> **DOCUMENT SECTION**:
Sorry that your post got cut off Paul. I’ve contacted weebly to see if they can extend the comment length.

Thanks so much for the detailed response and the close read. Interesting ideas in here and you lay out your progression of points really well. I definitely agree with distinguishing (1) from (2) as you do. So on to (3) then:

First, I think the deistic approach is more than just a better brain. It’s like a superduper infinitely (or astronomically) improvable brain. Otherwise the existential risk is lessened or nonexistent. Perhaps one day we might build a positronic brain that’s an improvement on dealing with the human niche, but unless it’s easier for them to build a super-positronic brain than it was for us to build a postitronic brain in the first place then it’s not the kind of runaway scenarios Bostrom and others rank as an existential risk. I think it would actually be harder for them to build a super-positronic brain, because of the NFLP. Perfection is both a diminishing return and involves heavy tradeoffs.

Second, in regards to your argument about toolmakers, I think it's a category error of the “where’s the university?” type. I say this because Nick Bostrom and others (as far as I know) use superintelligence to refer to a specific thing or entity. For example, some kind of oracle you can lock in a box deep in the earth. Now, one can give more hazy definitions and we can discuss those. But first, if we do indeed think of a superintelligence as an entity, then the category error is like admitting that one cannot have a superorganism and then saying “but evolution… is itself the superorganism!” It’s like, yes, as a gigantic un-integrated process, evolution is pretty perfect in the sense that it adapts to many or most environments. How? Well, evolution gets around the NFLP by sharding itself. It’s not an integrated process.

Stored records
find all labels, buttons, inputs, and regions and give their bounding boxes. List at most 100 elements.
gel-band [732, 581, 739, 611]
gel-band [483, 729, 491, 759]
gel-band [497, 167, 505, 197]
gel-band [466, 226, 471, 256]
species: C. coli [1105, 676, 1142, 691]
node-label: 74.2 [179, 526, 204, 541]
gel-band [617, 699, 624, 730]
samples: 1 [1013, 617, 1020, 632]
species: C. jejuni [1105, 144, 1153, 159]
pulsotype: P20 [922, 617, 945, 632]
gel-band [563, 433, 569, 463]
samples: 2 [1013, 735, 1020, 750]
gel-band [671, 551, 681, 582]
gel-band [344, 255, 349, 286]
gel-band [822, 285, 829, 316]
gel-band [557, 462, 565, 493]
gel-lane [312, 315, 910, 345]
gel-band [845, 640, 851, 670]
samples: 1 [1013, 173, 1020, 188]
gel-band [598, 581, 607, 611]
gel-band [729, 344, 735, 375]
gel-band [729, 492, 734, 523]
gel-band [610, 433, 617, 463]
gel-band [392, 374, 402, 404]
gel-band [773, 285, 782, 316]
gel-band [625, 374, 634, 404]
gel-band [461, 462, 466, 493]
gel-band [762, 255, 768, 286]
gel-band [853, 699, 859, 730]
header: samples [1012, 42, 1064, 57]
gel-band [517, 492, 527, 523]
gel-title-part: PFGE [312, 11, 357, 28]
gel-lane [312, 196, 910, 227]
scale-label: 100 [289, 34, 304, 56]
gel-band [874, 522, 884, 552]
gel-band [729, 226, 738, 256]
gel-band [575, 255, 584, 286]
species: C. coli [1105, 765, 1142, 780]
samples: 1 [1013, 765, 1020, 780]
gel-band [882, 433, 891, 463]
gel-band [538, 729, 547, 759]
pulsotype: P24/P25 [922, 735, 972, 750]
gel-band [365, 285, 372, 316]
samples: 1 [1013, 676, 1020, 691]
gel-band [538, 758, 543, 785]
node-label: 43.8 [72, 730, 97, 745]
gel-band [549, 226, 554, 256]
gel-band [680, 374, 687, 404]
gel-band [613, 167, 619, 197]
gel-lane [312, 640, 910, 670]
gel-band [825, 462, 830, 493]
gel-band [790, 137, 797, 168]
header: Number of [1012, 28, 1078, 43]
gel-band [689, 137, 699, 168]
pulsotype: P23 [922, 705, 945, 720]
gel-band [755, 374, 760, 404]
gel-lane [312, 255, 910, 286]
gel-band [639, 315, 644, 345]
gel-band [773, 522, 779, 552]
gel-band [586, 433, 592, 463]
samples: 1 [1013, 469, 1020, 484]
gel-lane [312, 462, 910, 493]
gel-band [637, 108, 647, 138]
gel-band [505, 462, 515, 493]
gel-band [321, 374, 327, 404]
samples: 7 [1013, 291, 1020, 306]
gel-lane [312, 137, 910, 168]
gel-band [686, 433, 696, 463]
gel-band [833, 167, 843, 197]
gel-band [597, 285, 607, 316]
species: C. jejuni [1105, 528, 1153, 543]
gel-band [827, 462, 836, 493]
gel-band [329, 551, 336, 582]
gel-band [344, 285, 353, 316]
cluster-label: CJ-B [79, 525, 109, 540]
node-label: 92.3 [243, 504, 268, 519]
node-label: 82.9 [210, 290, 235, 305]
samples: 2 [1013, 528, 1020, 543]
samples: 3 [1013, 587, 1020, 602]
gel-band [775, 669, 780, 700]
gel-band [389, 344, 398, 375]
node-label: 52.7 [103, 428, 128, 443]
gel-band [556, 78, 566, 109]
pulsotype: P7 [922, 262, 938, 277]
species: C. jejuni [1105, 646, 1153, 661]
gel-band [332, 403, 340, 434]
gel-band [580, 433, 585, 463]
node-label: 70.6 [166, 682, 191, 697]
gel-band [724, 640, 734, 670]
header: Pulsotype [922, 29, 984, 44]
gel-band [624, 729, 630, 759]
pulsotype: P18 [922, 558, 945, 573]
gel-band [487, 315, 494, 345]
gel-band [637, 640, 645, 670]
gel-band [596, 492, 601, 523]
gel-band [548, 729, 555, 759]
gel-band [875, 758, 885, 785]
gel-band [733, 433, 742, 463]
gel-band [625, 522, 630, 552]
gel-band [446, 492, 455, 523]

> **PROBLEMS TO SOLVE**:
a – Rewrite the paragraph of the superintelligence reply that begins "First, I think the deistic approach" in a shorter form that keeps its main facts.
b – Transcribe the passage of the superintelligence reply between "Second, in regards" and "an integrated process.", inclusive.

> **RESULTS BY TASK**:
a – I think the deistic approach is more than a better brain: it is an infinitely or astronomically improvable one, and without that the existential risk shrinks or vanishes. We might one day build a positronic brain that improves on handling the human niche. But unless building a super-positronic brain is easier for it than building the positronic brain was for us, that is not the runaway scenario Bostrom and others rank as an existential risk. Because of the NFLP, it would likely be harder, since perfection is a diminishing return and involves heavy tradeoffs.

b –
Second, in regards to your argument about toolmakers, I think it's a category error of the “where’s the university?” type. I say this because Nick Bostrom and others (as far as I know) use superintelligence to refer to a specific thing or entity. For example, some kind of oracle you can lock in a box deep in the earth. Now, one can give more hazy definitions and we can discuss those. But first, if we do indeed think of a superintelligence as an entity, then the category error is like admitting that one cannot have a superorganism and then saying “but evolution… is itself the superorganism!” It’s like, yes, as a gigantic un-integrated process, evolution is pretty perfect in the sense that it adapts to many or most environments. How? Well, evolution gets around the NFLP by sharding itself. It’s not an integrated process.